Anyone can correct me if I am wrong so far.
I'll stop for now until further is revealed.
nick9mm


----------



## NWP627

$945.00 wow
n


----------



## rsr911

I sent my Roller in for a 10 year service and tune up. It cost $650.00.
Granted it did not take many months but it sure wasn't cheap and they did not repalce anything just polished the case and bracelet.:think:


----------



## seanuk

heres my 2 cents
i only sent one watch off many years ago to a manufacturer (Not this one)and they lost the watch after much aggro (and 8months)on my part i got it back . lesson i learnt is dont send watches get them servicedby a local quality repairer google the horological sites to find one and they will sort out the service. if its parts needed they can source them. or get he manufacturer to ship the part required if that cannot sort it i would seriously consider my initial purchase. 
regards my anonimos it would be cheaper to fly to florence and deliver the watch fly & back to pick it up .$900 .....! is this a message that they wish us to go else where? 
how much is a service on a 6k panerai? or a 9k rolex?


----------



## Watch Dude

just an update for you folks, 

1) I checked BBB for anonimo USA it's not registered. Basically, you cannot find them.

2) I google the address from official website, it is a residential address. Scary! 

3) Their service is performed by third party watch companies and they DO NOT have their own service center or trained technician.

4) Most of their watches are having problem in a very short period of time. My friend who run a watch resell business just dropped their line and no longer selling their watches. 

5) I stuck with 2 anonimo that require intensive care, both movements are reported as LEMON! 

You on your own risk for spending premium price on a watch like that.


----------



## EL_Chingon

Watch Dude said:


> just an update for you folks,
> 
> 1) I checked BBB for anonimo USA it's not registered. Basically, you cannot find them.
> 
> 2) I google the address from official website, it is a residential address. Scary!
> 
> 3) Their service is performed by third party watch companies and they DO NOT have their own service center or trained technician.
> 
> 4) Most of their watches are having problem in a very short period of time. My friend who run a watch resell business just dropped their line and no longer selling their watches.
> 
> 5) I stuck with 2 anonimo that require intensive care, both movements are reported as LEMON!
> 
> You on your own risk for spending premium price on a watch like that.


You know, I am very happy with my Anonimo's and never had any trouble with them. My AD takes care of me since I am a loyal customer, and so I am confortable with the company. so if you have issues with them, you deal with it your own way. People here are very happy with Anonimo's.


----------



## AIKO

Watch Dude said:


> just an update for you folks,
> 
> 1) I checked BBB for anonimo USA it's not registered. Basically, you cannot find them.
> 
> 2) I google the address from official website, it is a residential address. Scary!
> 
> 3) Their service is performed by third party watch companies and they DO NOT have their own service center or trained technician.

Dataset section |
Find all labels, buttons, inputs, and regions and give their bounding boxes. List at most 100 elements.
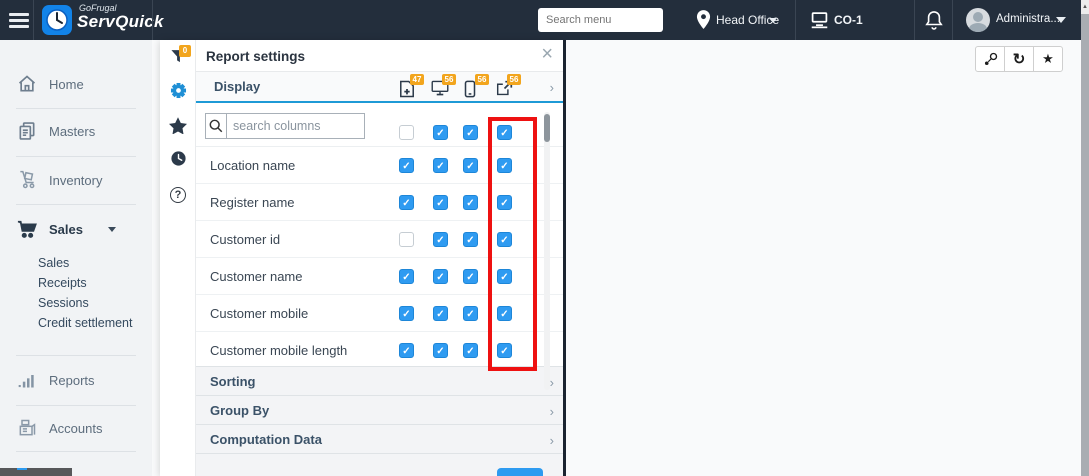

Required task | In the forum thread on watch servicing, what did rsr911 pay for a 10-year service and tune-up?

Answer in full | $650.00